> _Work instructions_: Could you write out every entry exactly as it stands?

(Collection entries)
====
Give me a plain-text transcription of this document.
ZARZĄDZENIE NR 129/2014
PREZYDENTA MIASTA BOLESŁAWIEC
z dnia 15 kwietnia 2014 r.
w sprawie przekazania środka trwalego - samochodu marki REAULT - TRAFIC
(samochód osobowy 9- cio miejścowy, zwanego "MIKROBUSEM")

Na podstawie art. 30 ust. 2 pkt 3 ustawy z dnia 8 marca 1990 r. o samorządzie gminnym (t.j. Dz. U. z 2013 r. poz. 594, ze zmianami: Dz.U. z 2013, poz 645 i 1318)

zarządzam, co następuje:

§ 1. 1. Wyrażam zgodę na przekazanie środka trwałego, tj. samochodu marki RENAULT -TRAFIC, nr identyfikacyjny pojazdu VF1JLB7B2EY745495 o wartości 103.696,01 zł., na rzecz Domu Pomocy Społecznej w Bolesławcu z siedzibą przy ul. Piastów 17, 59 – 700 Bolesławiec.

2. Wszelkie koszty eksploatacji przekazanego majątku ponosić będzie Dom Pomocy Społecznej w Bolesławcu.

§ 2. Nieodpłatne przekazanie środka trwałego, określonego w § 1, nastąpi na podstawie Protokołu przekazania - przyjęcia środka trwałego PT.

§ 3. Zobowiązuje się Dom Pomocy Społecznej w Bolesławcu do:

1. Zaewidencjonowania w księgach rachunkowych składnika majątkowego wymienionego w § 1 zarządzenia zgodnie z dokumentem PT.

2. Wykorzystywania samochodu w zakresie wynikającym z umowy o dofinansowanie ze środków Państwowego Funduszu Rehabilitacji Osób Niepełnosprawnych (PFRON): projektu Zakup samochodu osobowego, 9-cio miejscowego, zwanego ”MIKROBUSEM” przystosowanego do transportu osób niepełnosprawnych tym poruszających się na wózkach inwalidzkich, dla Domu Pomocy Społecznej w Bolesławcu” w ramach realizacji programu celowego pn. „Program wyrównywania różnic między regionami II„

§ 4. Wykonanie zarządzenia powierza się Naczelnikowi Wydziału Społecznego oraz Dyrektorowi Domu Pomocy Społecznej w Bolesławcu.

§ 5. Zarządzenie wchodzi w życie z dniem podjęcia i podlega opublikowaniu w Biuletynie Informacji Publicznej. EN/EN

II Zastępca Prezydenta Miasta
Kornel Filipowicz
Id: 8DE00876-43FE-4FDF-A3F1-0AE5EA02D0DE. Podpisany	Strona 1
====
> _Written response_:
Give me a plain-text transcription of this document.
ZARZĄDZENIE NR 129/2014
PREZYDENTA MIASTA BOLESŁAWIEC
z dnia 15 kwietnia 2014 r.
w sprawie przekazania środka trwalego - samochodu marki REAULT - TRAFIC
(samochód osobowy 9- cio miejścowy, zwanego "MIKROBUSEM")

Na podstawie art. 30 ust. 2 pkt 3 ustawy z dnia 8 marca 1990 r. o samorządzie gminnym (t.j. Dz. U. z 2013 r. poz. 594, ze zmianami: Dz.U. z 2013, poz 645 i 1318)

zarządzam, co następuje:

§ 1. 1. Wyrażam zgodę na przekazanie środka trwałego, tj. samochodu marki RENAULT -TRAFIC, nr identyfikacyjny pojazdu VF1JLB7B2EY745495 o wartości 103.696,01 zł., na rzecz Domu Pomocy Społecznej w Bolesławcu z siedzibą przy ul. Piastów 17, 59 – 700 Bolesławiec.

2. Wszelkie koszty eksploatacji przekazanego majątku ponosić będzie Dom Pomocy Społecznej w Bolesławcu.

§ 2. Nieodpłatne przekazanie środka trwałego, określonego w § 1, nastąpi na podstawie Protokołu przekazania - przyjęcia środka trwałego PT.

§ 3. Zobowiązuje się Dom Pomocy Społecznej w Bolesławcu do:

1. Zaewidencjonowania w księgach rachunkowych składnika majątkowego wymienionego w § 1 zarządzenia zgodnie z dokumentem PT.

2. Wykorzystywania samochodu w zakresie wynikającym z umowy o dofinansowanie ze środków Państwowego Funduszu Rehabilitacji Osób Niepełnosprawnych (PFRON): projektu Zakup samochodu osobowego, 9-cio miejscowego, zwanego ”MIKROBUSEM” przystosowanego do transportu osób niepełnosprawnych tym poruszających się na wózkach inwalidzkich, dla Domu Pomocy Społecznej w Bolesławcu” w ramach realizacji programu celowego pn. „Program wyrównywania różnic między regionami II„

§ 4. Wykonanie zarządzenia powierza się Naczelnikowi Wydziału Społecznego oraz Dyrektorowi Domu Pomocy Społecznej w Bolesławcu.

§ 5. Zarządzenie wchodzi w życie z dniem podjęcia i podlega opublikowaniu w Biuletynie Informacji Publicznej. EN/EN

II Zastępca Prezydenta Miasta
Kornel Filipowicz
Id: 8DE00876-43FE-4FDF-A3F1-0AE5EA02D0DE. Podpisany	Strona 1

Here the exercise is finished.